Exercise objective
Retype all the entries word for word, but omit the pictures.

Collected data:
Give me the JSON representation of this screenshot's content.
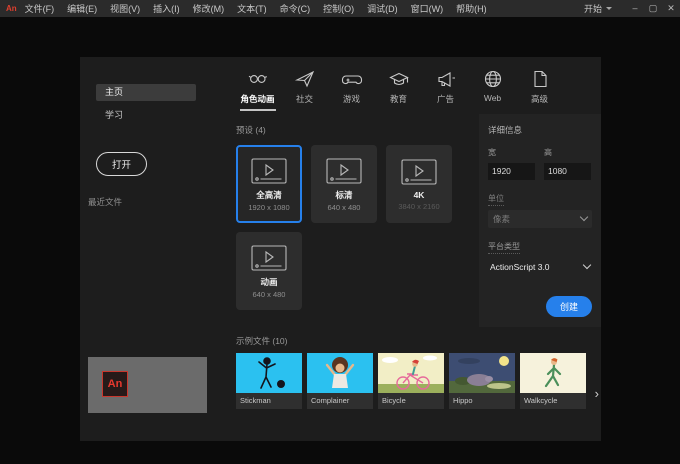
{
  "titlebar": {
    "logo": "An",
    "menus": [
      "文件(F)",
      "编辑(E)",
      "视图(V)",
      "插入(I)",
      "修改(M)",
      "文本(T)",
      "命令(C)",
      "控制(O)",
      "调试(D)",
      "窗口(W)",
      "帮助(H)"
    ],
    "workspace": "开始",
    "window_controls": {
      "minimize": "–",
      "maximize": "▢",
      "close": "✕"
    }
  },
  "sidebar": {
    "items": [
      {
        "label": "主页"
      },
      {
        "label": "学习"
      }
    ],
    "open_button": "打开",
    "recent_label": "最近文件",
    "logo_text": "An"
  },
  "tabs": [
    {
      "label": "角色动画"
    },
    {
      "label": "社交"
    },
    {
      "label": "游戏"
    },
    {
      "label": "教育"
    },
    {
      "label": "广告"
    },
    {
      "label": "Web"
    },
    {
      "label": "高级"
    }
  ],
  "presets": {
    "heading": "预设 (4)",
    "items": [
      {
        "name": "全高清",
        "size": "1920 x 1080"
      },
      {
        "name": "标清",
        "size": "640 x 480"
      },
      {
        "name": "4K",
        "size": "3840 x 2160"
      },
      {
        "name": "动画",
        "size": "640 x 480"
      }
    ]
  },
  "details": {
    "heading": "详细信息",
    "width_label": "宽",
    "width_value": "1920",
    "height_label": "高",
    "height_value": "1080",
    "unit_label": "单位",
    "unit_value": "像素",
    "platform_label": "平台类型",
    "platform_value": "ActionScript 3.0",
    "create_button": "创建"
  },
  "samples": {
    "heading": "示例文件 (10)",
    "items": [
      {
        "label": "Stickman"
      },
      {
        "label": "Complainer"
      },
      {
        "label": "Bicycle"
      },
      {
        "label": "Hippo"
      },
      {
        "label": "Walkcycle"
      }
    ],
    "next_arrow": "›"
  },
  "colors": {
    "accent_blue": "#2680eb",
    "panel_bg": "#1d1d1d",
    "titlebar_bg": "#2b2b2b",
    "logo_red": "#e0402e",
    "thumb_cyan": "#2bc1f0"
  }
}
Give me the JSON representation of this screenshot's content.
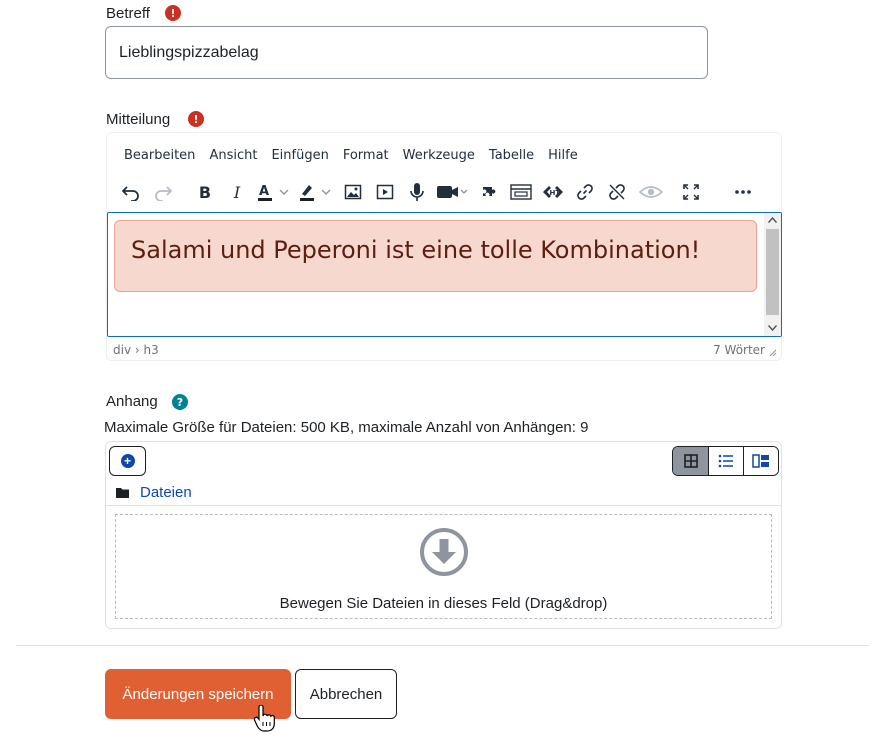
{
  "subject": {
    "label": "Betreff",
    "required_icon": "exclamation-icon",
    "value": "Lieblingspizzabelag"
  },
  "message": {
    "label": "Mitteilung",
    "required_icon": "exclamation-icon",
    "menus": [
      "Bearbeiten",
      "Ansicht",
      "Einfügen",
      "Format",
      "Werkzeuge",
      "Tabelle",
      "Hilfe"
    ],
    "toolbar_icons": [
      "undo-icon",
      "redo-icon",
      "bold-icon",
      "italic-icon",
      "text-color-icon",
      "highlight-color-icon",
      "image-icon",
      "media-icon",
      "record-audio-icon",
      "record-video-icon",
      "h5p-icon",
      "embed-icon",
      "accessibility-checker-icon",
      "link-icon",
      "unlink-icon",
      "preview-icon",
      "fullscreen-icon",
      "more-icon"
    ],
    "content": "Salami und Peperoni ist eine tolle Kombination!",
    "content_bg": "#f7d8cf",
    "path": "div › h3",
    "word_count": "7 Wörter"
  },
  "attachment": {
    "label": "Anhang",
    "help_icon": "question-icon",
    "limits": "Maximale Größe für Dateien: 500 KB, maximale Anzahl von Anhängen: 9",
    "folder_label": "Dateien",
    "drop_text": "Bewegen Sie Dateien in dieses Feld (Drag&drop)",
    "view_modes": [
      "grid-view-icon",
      "list-view-icon",
      "tree-view-icon"
    ],
    "active_view": "grid-view-icon"
  },
  "actions": {
    "save_label": "Änderungen speichern",
    "cancel_label": "Abbrechen",
    "primary_color": "#e06033"
  }
}
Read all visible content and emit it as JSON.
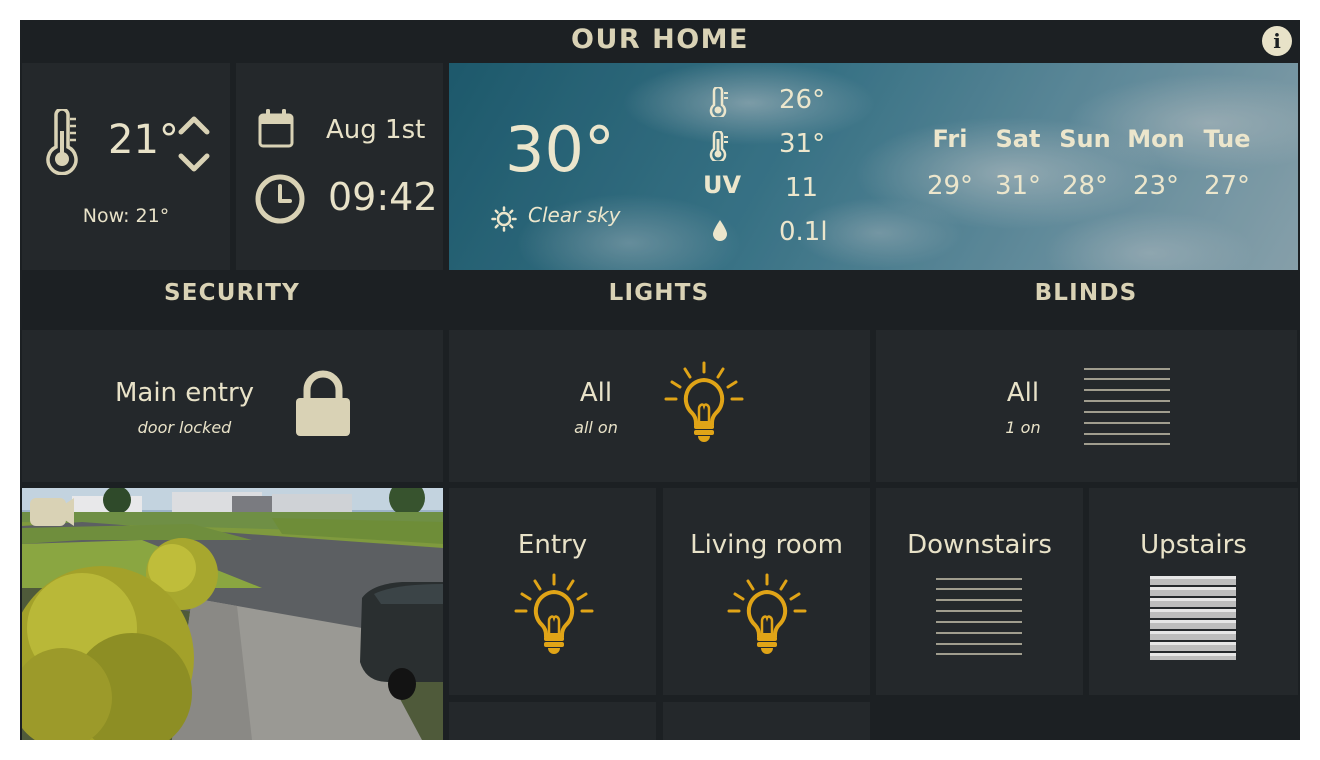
{
  "header": {
    "title": "OUR HOME",
    "info_label": "i"
  },
  "thermostat": {
    "setpoint": "21°",
    "now": "Now: 21°"
  },
  "datetime": {
    "date": "Aug 1st",
    "time": "09:42"
  },
  "weather": {
    "temp": "30°",
    "condition": "Clear sky",
    "details": {
      "temp_low": "26°",
      "temp_high": "31°",
      "uv_label": "UV",
      "uv": "11",
      "rain": "0.1l"
    },
    "forecast": [
      {
        "day": "Fri",
        "temp": "29°"
      },
      {
        "day": "Sat",
        "temp": "31°"
      },
      {
        "day": "Sun",
        "temp": "28°"
      },
      {
        "day": "Mon",
        "temp": "23°"
      },
      {
        "day": "Tue",
        "temp": "27°"
      }
    ]
  },
  "sections": {
    "security": "SECURITY",
    "lights": "LIGHTS",
    "blinds": "BLINDS"
  },
  "security": {
    "label": "Main entry",
    "status": "door locked"
  },
  "lights": {
    "all": {
      "label": "All",
      "status": "all on"
    },
    "rooms": [
      {
        "label": "Entry"
      },
      {
        "label": "Living room"
      }
    ]
  },
  "blinds": {
    "all": {
      "label": "All",
      "status": "1 on"
    },
    "rooms": [
      {
        "label": "Downstairs"
      },
      {
        "label": "Upstairs"
      }
    ]
  },
  "colors": {
    "accent_bulb": "#e0a417",
    "panel": "#24282b",
    "background": "#1c2023",
    "text": "#d9d2b5"
  }
}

Finished answer
Give me the JSON representation of this screenshot's content.
{
  "titlebar": {
    "logo": "An",
    "menus": [
      "文件(F)",
      "编辑(E)",
      "视图(V)",
      "插入(I)",
      "修改(M)",
      "文本(T)",
      "命令(C)",
      "控制(O)",
      "调试(D)",
      "窗口(W)",
      "帮助(H)"
    ],
    "workspace": "开始",
    "window_controls": {
      "minimize": "–",
      "maximize": "▢",
      "close": "✕"
    }
  },
  "sidebar": {
    "items": [
      {
        "label": "主页"
      },
      {
        "label": "学习"
      }
    ],
    "open_button": "打开",
    "recent_label": "最近文件",
    "logo_text": "An"
  },
  "tabs": [
    {
      "label": "角色动画"
    },
    {
      "label": "社交"
    },
    {
      "label": "游戏"
    },
    {
      "label": "教育"
    },
    {
      "label": "广告"
    },
    {
      "label": "Web"
    },
    {
      "label": "高级"
    }
  ],
  "presets": {
    "heading": "预设 (4)",
    "items": [
      {
        "name": "全高清",
        "size": "1920 x 1080"
      },
      {
        "name": "标清",
        "size": "640 x 480"
      },
      {
        "name": "4K",
        "size": "3840 x 2160"
      },
      {
        "name": "动画",
        "size": "640 x 480"
      }
    ]
  },
  "details": {
    "heading": "详细信息",
    "width_label": "宽",
    "width_value": "1920",
    "height_label": "高",
    "height_value": "1080",
    "unit_label": "单位",
    "unit_value": "像素",
    "platform_label": "平台类型",
    "platform_value": "ActionScript 3.0",
    "create_button": "创建"
  },
  "samples": {
    "heading": "示例文件 (10)",
    "items": [
      {
        "label": "Stickman"
      },
      {
        "label": "Complainer"
      },
      {
        "label": "Bicycle"
      },
      {
        "label": "Hippo"
      },
      {
        "label": "Walkcycle"
      }
    ],
    "next_arrow": "›"
  },
  "colors": {
    "accent_blue": "#2680eb",
    "panel_bg": "#1d1d1d",
    "titlebar_bg": "#2b2b2b",
    "logo_red": "#e0402e",
    "thumb_cyan": "#2bc1f0"
  }
}
Give me the JSON representation of this screenshot's content.
{
  "subject": {
    "label": "Betreff",
    "required_icon": "exclamation-icon",
    "value": "Lieblingspizzabelag"
  },
  "message": {
    "label": "Mitteilung",
    "required_icon": "exclamation-icon",
    "menus": [
      "Bearbeiten",
      "Ansicht",
      "Einfügen",
      "Format",
      "Werkzeuge",
      "Tabelle",
      "Hilfe"
    ],
    "toolbar_icons": [
      "undo-icon",
      "redo-icon",
      "bold-icon",
      "italic-icon",
      "text-color-icon",
      "highlight-color-icon",
      "image-icon",
      "media-icon",
      "record-audio-icon",
      "record-video-icon",
      "h5p-icon",
      "embed-icon",
      "accessibility-checker-icon",
      "link-icon",
      "unlink-icon",
      "preview-icon",
      "fullscreen-icon",
      "more-icon"
    ],
    "content": "Salami und Peperoni ist eine tolle Kombination!",
    "content_bg": "#f7d8cf",
    "path": "div › h3",
    "word_count": "7 Wörter"
  },
  "attachment": {
    "label": "Anhang",
    "help_icon": "question-icon",
    "limits": "Maximale Größe für Dateien: 500 KB, maximale Anzahl von Anhängen: 9",
    "folder_label": "Dateien",
    "drop_text": "Bewegen Sie Dateien in dieses Feld (Drag&drop)",
    "view_modes": [
      "grid-view-icon",
      "list-view-icon",
      "tree-view-icon"
    ],
    "active_view": "grid-view-icon"
  },
  "actions": {
    "save_label": "Änderungen speichern",
    "cancel_label": "Abbrechen",
    "primary_color": "#e06033"
  }
}
Read all visible content and emit it as JSON.
{
  "header": {
    "title": "OUR HOME",
    "info_label": "i"
  },
  "thermostat": {
    "setpoint": "21°",
    "now": "Now: 21°"
  },
  "datetime": {
    "date": "Aug 1st",
    "time": "09:42"
  },
  "weather": {
    "temp": "30°",
    "condition": "Clear sky",
    "details": {
      "temp_low": "26°",
      "temp_high": "31°",
      "uv_label": "UV",
      "uv": "11",
      "rain": "0.1l"
    },
    "forecast": [
      {
        "day": "Fri",
        "temp": "29°"
      },
      {
        "day": "Sat",
        "temp": "31°"
      },
      {
        "day": "Sun",
        "temp": "28°"
      },
      {
        "day": "Mon",
        "temp": "23°"
      },
      {
        "day": "Tue",
        "temp": "27°"
      }
    ]
  },
  "sections": {
    "security": "SECURITY",
    "lights": "LIGHTS",
    "blinds": "BLINDS"
  },
  "security": {
    "label": "Main entry",
    "status": "door locked"
  },
  "lights": {
    "all": {
      "label": "All",
      "status": "all on"
    },
    "rooms": [
      {
        "label": "Entry"
      },
      {
        "label": "Living room"
      }
    ]
  },
  "blinds": {
    "all": {
      "label": "All",
      "status": "1 on"
    },
    "rooms": [
      {
        "label": "Downstairs"
      },
      {
        "label": "Upstairs"
      }
    ]
  },
  "colors": {
    "accent_bulb": "#e0a417",
    "panel": "#24282b",
    "background": "#1c2023",
    "text": "#d9d2b5"
  }
}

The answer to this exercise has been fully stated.